Goal of the exercise: Leave out the pictures and copy everything else in the entries exactly.

(Data excerpts)
+---+
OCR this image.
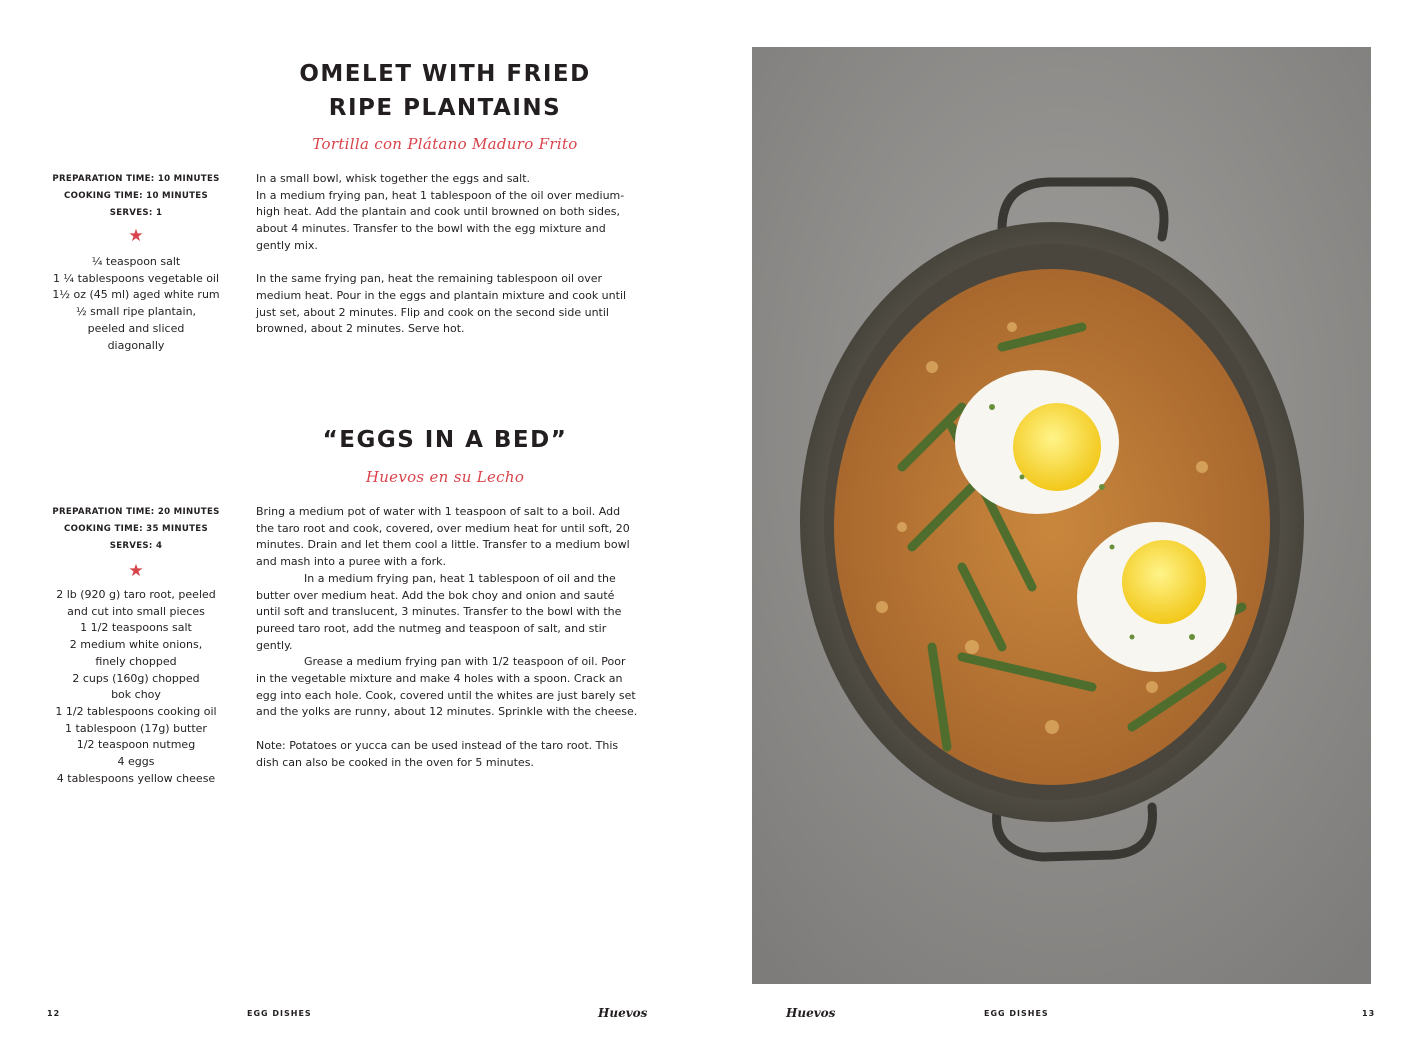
OMELET WITH FRIED
RIPE PLANTAINS
Tortilla con Plátano Maduro Frito
PREPARATION TIME: 10 MINUTES
COOKING TIME: 10 MINUTES
SERVES: 1
★
¼ teaspoon salt
1 ¼ tablespoons vegetable oil
1½ oz (45 ml) aged white rum
½ small ripe plantain,
peeled and sliced
diagonally

In a small bowl, whisk together the eggs and salt.

In a medium frying pan, heat 1 tablespoon of the oil over medium-high heat. Add the plantain and cook until browned on both sides, about 4 minutes. Transfer to the bowl with the egg mixture and gently mix.

In the same frying pan, heat the remaining tablespoon oil over medium heat. Pour in the eggs and plantain mixture and cook until just set, about 2 minutes. Flip and cook on the second side until browned, about 2 minutes. Serve hot.

“EGGS IN A BED”
Huevos en su Lecho
PREPARATION TIME: 20 MINUTES
COOKING TIME: 35 MINUTES
SERVES: 4
★
2 lb (920 g) taro root, peeled
and cut into small pieces
1 1/2 teaspoons salt
2 medium white onions,
finely chopped
2 cups (160g) chopped
bok choy
1 1/2 tablespoons cooking oil
1 tablespoon (17g) butter
1/2 teaspoon nutmeg
4 eggs
4 tablespoons yellow cheese

Bring a medium pot of water with 1 teaspoon of salt to a boil. Add the taro root and cook, covered, over medium heat for until soft, 20 minutes. Drain and let them cool a little. Transfer to a medium bowl and mash into a puree with a fork.

In a medium frying pan, heat 1 tablespoon of oil and the butter over medium heat. Add the bok choy and onion and sauté until soft and translucent, 3 minutes. Transfer to the bowl with the pureed taro root, add the nutmeg and teaspoon of salt, and stir gently.

Grease a medium frying pan with 1/2 teaspoon of oil. Poor in the vegetable mixture and make 4 holes with a spoon. Crack an egg into each hole. Cook, covered until the whites are just barely set and the yolks are runny, about 12 minutes. Sprinkle with the cheese.

Note: Potatoes or yucca can be used instead of the taro root. This dish can also be cooked in the oven for 5 minutes.

12	EGG DISHES	Huevos	Huevos	EGG DISHES	13
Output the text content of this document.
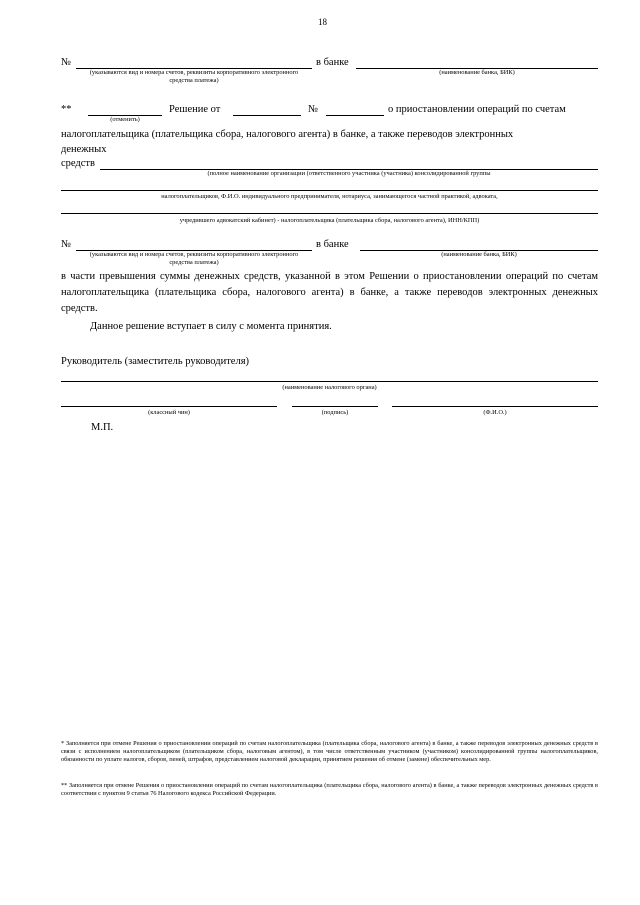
18
№	в банке
(указываются вид и номера счетов, реквизиты корпоративного электронного средства платежа)
(наименование банка, БИК)
**
(отменить)
Решение от	№	о приостановлении операций по счетам
налогоплательщика (плательщика сбора, налогового агента) в банке, а также переводов электронных
денежных
средств
(полное наименование организации (ответственного участника (участника) консолидированной группы
налогоплательщиков, Ф.И.О. индивидуального предпринимателя, нотариуса, занимающегося частной практикой, адвоката,
учредившего адвокатский кабинет) - налогоплательщика (плательщика сбора, налогового агента), ИНН/КПП)
№	в банке
(указываются вид и номера счетов, реквизиты корпоративного электронного средства платежа)
(наименование банка, БИК)
в части превышения суммы денежных средств, указанной в этом Решении о приостановлении операций по счетам налогоплательщика (плательщика сбора, налогового агента) в банке, а также переводов электронных денежных средств.
Данное решение вступает в силу с момента принятия.
Руководитель (заместитель руководителя)
(наименование налогового органа)
(классный чин)	(подпись)	(Ф.И.О.)
М.П.
* Заполняется при отмене Решения о приостановлении операций по счетам налогоплательщика (плательщика сбора, налогового агента) в банке, а также переводов электронных денежных средств в связи с исполнением налогоплательщиком (плательщиком сбора, налоговым агентом), в том числе ответственным участником (участником) консолидированной группы налогоплательщиков, обязанности по уплате налогов, сборов, пеней, штрафов, представлением налоговой декларации, принятием решения об отмене (замене) обеспечительных мер.
** Заполняется при отмене Решения о приостановлении операций по счетам налогоплательщика (плательщика сбора, налогового агента) в банке, а также переводов электронных денежных средств в соответствии с пунктом 9 статьи 76 Налогового кодекса Российской Федерации.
+---+
Complete response:
OCR this image.
OMELET WITH FRIED
RIPE PLANTAINS
Tortilla con Plátano Maduro Frito
PREPARATION TIME: 10 MINUTES
COOKING TIME: 10 MINUTES
SERVES: 1
★
¼ teaspoon salt
1 ¼ tablespoons vegetable oil
1½ oz (45 ml) aged white rum
½ small ripe plantain,
peeled and sliced
diagonally

In a small bowl, whisk together the eggs and salt.

In a medium frying pan, heat 1 tablespoon of the oil over medium-high heat. Add the plantain and cook until browned on both sides, about 4 minutes. Transfer to the bowl with the egg mixture and gently mix.

In the same frying pan, heat the remaining tablespoon oil over medium heat. Pour in the eggs and plantain mixture and cook until just set, about 2 minutes. Flip and cook on the second side until browned, about 2 minutes. Serve hot.

“EGGS IN A BED”
Huevos en su Lecho
PREPARATION TIME: 20 MINUTES
COOKING TIME: 35 MINUTES
SERVES: 4
★
2 lb (920 g) taro root, peeled
and cut into small pieces
1 1/2 teaspoons salt
2 medium white onions,
finely chopped
2 cups (160g) chopped
bok choy
1 1/2 tablespoons cooking oil
1 tablespoon (17g) butter
1/2 teaspoon nutmeg
4 eggs
4 tablespoons yellow cheese

Bring a medium pot of water with 1 teaspoon of salt to a boil. Add the taro root and cook, covered, over medium heat for until soft, 20 minutes. Drain and let them cool a little. Transfer to a medium bowl and mash into a puree with a fork.

In a medium frying pan, heat 1 tablespoon of oil and the butter over medium heat. Add the bok choy and onion and sauté until soft and translucent, 3 minutes. Transfer to the bowl with the pureed taro root, add the nutmeg and teaspoon of salt, and stir gently.

Grease a medium frying pan with 1/2 teaspoon of oil. Poor in the vegetable mixture and make 4 holes with a spoon. Crack an egg into each hole. Cook, covered until the whites are just barely set and the yolks are runny, about 12 minutes. Sprinkle with the cheese.

Note: Potatoes or yucca can be used instead of the taro root. This dish can also be cooked in the oven for 5 minutes.

12	EGG DISHES	Huevos	Huevos	EGG DISHES	13
Output the text content of this document.
18
№	в банке
(указываются вид и номера счетов, реквизиты корпоративного электронного средства платежа)
(наименование банка, БИК)
**
(отменить)
Решение от	№	о приостановлении операций по счетам
налогоплательщика (плательщика сбора, налогового агента) в банке, а также переводов электронных
денежных
средств
(полное наименование организации (ответственного участника (участника) консолидированной группы
налогоплательщиков, Ф.И.О. индивидуального предпринимателя, нотариуса, занимающегося частной практикой, адвоката,
учредившего адвокатский кабинет) - налогоплательщика (плательщика сбора, налогового агента), ИНН/КПП)
№	в банке
(указываются вид и номера счетов, реквизиты корпоративного электронного средства платежа)
(наименование банка, БИК)
в части превышения суммы денежных средств, указанной в этом Решении о приостановлении операций по счетам налогоплательщика (плательщика сбора, налогового агента) в банке, а также переводов электронных денежных средств.
Данное решение вступает в силу с момента принятия.
Руководитель (заместитель руководителя)
(наименование налогового органа)
(классный чин)	(подпись)	(Ф.И.О.)
М.П.
* Заполняется при отмене Решения о приостановлении операций по счетам налогоплательщика (плательщика сбора, налогового агента) в банке, а также переводов электронных денежных средств в связи с исполнением налогоплательщиком (плательщиком сбора, налоговым агентом), в том числе ответственным участником (участником) консолидированной группы налогоплательщиков, обязанности по уплате налогов, сборов, пеней, штрафов, представлением налоговой декларации, принятием решения об отмене (замене) обеспечительных мер.
** Заполняется при отмене Решения о приостановлении операций по счетам налогоплательщика (плательщика сбора, налогового агента) в банке, а также переводов электронных денежных средств в соответствии с пунктом 9 статьи 76 Налогового кодекса Российской Федерации.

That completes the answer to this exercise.